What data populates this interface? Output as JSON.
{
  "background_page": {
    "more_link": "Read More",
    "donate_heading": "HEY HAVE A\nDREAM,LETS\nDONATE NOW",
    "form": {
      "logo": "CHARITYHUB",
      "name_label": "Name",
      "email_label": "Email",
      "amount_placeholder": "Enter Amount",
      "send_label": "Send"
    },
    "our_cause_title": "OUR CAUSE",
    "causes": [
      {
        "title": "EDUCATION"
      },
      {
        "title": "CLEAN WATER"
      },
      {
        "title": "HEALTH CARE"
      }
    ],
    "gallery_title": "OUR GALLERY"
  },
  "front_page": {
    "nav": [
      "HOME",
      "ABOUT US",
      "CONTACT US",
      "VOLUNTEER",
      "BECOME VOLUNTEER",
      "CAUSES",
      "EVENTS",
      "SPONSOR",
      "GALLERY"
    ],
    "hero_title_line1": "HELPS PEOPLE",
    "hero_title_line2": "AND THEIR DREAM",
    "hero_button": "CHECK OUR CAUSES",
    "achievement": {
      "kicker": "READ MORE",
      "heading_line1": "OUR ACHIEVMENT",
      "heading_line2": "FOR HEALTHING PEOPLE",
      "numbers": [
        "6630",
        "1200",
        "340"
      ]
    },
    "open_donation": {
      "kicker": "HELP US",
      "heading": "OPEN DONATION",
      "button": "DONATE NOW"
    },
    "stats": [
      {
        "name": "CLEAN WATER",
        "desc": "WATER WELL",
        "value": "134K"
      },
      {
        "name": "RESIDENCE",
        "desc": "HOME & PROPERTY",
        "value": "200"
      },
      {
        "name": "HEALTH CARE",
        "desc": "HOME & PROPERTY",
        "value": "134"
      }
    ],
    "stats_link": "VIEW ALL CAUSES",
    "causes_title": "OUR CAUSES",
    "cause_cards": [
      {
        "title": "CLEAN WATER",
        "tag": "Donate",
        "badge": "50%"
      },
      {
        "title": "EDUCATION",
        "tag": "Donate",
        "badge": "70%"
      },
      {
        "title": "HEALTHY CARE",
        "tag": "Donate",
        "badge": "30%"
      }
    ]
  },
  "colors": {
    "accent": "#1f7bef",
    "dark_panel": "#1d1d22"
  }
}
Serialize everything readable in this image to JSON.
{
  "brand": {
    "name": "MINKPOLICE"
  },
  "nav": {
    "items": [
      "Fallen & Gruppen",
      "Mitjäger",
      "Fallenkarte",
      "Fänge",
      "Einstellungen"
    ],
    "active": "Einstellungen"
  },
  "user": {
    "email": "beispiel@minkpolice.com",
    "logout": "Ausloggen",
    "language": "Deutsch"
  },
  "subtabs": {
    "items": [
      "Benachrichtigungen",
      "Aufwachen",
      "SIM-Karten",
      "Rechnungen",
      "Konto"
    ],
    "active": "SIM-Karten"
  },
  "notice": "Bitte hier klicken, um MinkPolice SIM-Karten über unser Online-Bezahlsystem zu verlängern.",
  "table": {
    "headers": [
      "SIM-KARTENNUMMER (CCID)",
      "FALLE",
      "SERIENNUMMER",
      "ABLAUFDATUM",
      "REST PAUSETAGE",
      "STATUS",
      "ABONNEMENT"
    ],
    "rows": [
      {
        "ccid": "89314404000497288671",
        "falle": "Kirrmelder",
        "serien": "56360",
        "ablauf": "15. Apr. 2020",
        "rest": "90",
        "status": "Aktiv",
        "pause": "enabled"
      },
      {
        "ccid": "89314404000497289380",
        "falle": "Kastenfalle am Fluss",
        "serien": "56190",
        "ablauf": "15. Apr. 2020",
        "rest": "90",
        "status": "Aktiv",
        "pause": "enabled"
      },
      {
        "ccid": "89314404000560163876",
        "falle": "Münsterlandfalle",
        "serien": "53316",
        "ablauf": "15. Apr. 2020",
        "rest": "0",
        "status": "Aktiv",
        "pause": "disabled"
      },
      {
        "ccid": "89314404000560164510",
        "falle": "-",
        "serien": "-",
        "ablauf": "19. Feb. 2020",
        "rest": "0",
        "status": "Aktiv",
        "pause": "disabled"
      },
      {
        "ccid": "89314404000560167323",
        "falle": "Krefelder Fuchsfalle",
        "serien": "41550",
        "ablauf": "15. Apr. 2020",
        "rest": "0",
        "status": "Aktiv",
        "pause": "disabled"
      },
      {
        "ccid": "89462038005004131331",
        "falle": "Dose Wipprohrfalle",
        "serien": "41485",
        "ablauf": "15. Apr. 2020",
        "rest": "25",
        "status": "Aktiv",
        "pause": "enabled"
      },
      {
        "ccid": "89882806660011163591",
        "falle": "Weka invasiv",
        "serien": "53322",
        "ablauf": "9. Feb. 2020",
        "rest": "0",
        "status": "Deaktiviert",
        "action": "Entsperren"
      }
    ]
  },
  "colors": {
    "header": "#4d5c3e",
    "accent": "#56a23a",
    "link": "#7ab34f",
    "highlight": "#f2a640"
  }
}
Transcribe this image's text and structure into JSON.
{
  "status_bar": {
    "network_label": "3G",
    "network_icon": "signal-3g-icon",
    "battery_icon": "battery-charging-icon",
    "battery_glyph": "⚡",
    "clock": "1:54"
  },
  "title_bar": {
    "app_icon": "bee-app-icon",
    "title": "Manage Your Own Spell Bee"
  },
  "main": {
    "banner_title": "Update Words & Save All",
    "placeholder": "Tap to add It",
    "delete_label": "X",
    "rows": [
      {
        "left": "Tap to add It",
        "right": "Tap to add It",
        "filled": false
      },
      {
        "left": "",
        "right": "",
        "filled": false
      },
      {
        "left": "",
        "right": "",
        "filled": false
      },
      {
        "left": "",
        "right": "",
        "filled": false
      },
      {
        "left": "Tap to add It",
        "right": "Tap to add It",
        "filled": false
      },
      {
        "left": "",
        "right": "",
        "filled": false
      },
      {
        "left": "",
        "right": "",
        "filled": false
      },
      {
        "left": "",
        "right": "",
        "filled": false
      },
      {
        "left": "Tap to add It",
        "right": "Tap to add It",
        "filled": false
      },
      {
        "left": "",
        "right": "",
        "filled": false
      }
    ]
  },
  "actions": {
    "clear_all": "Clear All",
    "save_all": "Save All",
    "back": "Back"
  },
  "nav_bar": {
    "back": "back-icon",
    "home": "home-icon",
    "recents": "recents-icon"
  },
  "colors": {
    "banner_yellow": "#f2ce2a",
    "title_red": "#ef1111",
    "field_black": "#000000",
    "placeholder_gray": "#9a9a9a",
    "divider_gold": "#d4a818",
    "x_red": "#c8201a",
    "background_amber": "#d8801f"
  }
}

• **EXERCISE TASK**
In the listing above, locate each line with "this" and copy it.

• **WRITTEN SOLUTION**
What data populates this interface? Output as JSON.
Serialize everything readable in this image to JSON.
Transcribe this image's text and structure into JSON.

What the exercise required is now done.